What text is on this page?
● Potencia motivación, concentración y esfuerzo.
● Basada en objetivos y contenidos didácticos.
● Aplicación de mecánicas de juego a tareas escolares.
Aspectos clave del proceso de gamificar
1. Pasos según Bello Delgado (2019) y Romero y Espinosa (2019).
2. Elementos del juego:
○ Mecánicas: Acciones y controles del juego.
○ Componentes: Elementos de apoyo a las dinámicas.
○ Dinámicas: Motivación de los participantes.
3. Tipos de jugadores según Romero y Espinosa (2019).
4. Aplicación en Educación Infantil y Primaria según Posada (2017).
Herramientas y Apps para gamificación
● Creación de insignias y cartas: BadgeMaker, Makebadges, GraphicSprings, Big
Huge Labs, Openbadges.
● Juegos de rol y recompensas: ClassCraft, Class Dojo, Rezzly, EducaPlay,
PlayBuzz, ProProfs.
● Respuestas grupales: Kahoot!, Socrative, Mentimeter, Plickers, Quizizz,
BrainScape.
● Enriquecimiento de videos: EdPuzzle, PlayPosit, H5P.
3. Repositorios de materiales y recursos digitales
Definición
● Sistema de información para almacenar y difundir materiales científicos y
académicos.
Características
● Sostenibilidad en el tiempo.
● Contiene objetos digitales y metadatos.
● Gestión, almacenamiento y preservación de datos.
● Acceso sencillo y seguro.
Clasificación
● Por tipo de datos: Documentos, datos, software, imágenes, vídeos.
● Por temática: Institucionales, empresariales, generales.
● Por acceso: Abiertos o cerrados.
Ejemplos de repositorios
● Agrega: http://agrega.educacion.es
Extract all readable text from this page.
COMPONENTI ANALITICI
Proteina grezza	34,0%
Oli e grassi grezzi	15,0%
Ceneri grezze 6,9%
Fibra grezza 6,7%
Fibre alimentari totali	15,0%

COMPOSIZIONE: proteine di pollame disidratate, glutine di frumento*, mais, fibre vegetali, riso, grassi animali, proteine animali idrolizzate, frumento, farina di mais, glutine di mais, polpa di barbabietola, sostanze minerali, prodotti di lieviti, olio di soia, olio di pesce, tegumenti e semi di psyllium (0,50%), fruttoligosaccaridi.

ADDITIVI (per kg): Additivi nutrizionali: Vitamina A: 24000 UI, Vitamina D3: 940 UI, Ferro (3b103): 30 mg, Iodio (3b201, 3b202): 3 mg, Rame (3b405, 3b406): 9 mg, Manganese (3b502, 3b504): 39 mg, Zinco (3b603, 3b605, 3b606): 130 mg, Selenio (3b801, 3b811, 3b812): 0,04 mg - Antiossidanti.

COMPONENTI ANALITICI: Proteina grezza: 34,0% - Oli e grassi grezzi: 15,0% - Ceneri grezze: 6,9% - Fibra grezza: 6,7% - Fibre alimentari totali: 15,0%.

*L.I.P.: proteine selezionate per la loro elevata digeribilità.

> [What is expected]:
Each entry needs to be copied out exactly.

> [Task solution]:
What text is on this page?
● Potencia motivación, concentración y esfuerzo.
● Basada en objetivos y contenidos didácticos.
● Aplicación de mecánicas de juego a tareas escolares.
Aspectos clave del proceso de gamificar
1. Pasos según Bello Delgado (2019) y Romero y Espinosa (2019).
2. Elementos del juego:
○ Mecánicas: Acciones y controles del juego.
○ Componentes: Elementos de apoyo a las dinámicas.
○ Dinámicas: Motivación de los participantes.
3. Tipos de jugadores según Romero y Espinosa (2019).
4. Aplicación en Educación Infantil y Primaria según Posada (2017).
Herramientas y Apps para gamificación
● Creación de insignias y cartas: BadgeMaker, Makebadges, GraphicSprings, Big
Huge Labs, Openbadges.
● Juegos de rol y recompensas: ClassCraft, Class Dojo, Rezzly, EducaPlay,
PlayBuzz, ProProfs.
● Respuestas grupales: Kahoot!, Socrative, Mentimeter, Plickers, Quizizz,
BrainScape.
● Enriquecimiento de videos: EdPuzzle, PlayPosit, H5P.
3. Repositorios de materiales y recursos digitales
Definición
● Sistema de información para almacenar y difundir materiales científicos y
académicos.
Características
● Sostenibilidad en el tiempo.
● Contiene objetos digitales y metadatos.
● Gestión, almacenamiento y preservación de datos.
● Acceso sencillo y seguro.
Clasificación
● Por tipo de datos: Documentos, datos, software, imágenes, vídeos.
● Por temática: Institucionales, empresariales, generales.
● Por acceso: Abiertos o cerrados.
Ejemplos de repositorios
● Agrega: http://agrega.educacion.es
Extract all readable text from this page.
COMPONENTI ANALITICI
Proteina grezza	34,0%
Oli e grassi grezzi	15,0%
Ceneri grezze 6,9%
Fibra grezza 6,7%
Fibre alimentari totali	15,0%

COMPOSIZIONE: proteine di pollame disidratate, glutine di frumento*, mais, fibre vegetali, riso, grassi animali, proteine animali idrolizzate, frumento, farina di mais, glutine di mais, polpa di barbabietola, sostanze minerali, prodotti di lieviti, olio di soia, olio di pesce, tegumenti e semi di psyllium (0,50%), fruttoligosaccaridi.

ADDITIVI (per kg): Additivi nutrizionali: Vitamina A: 24000 UI, Vitamina D3: 940 UI, Ferro (3b103): 30 mg, Iodio (3b201, 3b202): 3 mg, Rame (3b405, 3b406): 9 mg, Manganese (3b502, 3b504): 39 mg, Zinco (3b603, 3b605, 3b606): 130 mg, Selenio (3b801, 3b811, 3b812): 0,04 mg - Antiossidanti.

COMPONENTI ANALITICI: Proteina grezza: 34,0% - Oli e grassi grezzi: 15,0% - Ceneri grezze: 6,9% - Fibra grezza: 6,7% - Fibre alimentari totali: 15,0%.

*L.I.P.: proteine selezionate per la loro elevata digeribilità.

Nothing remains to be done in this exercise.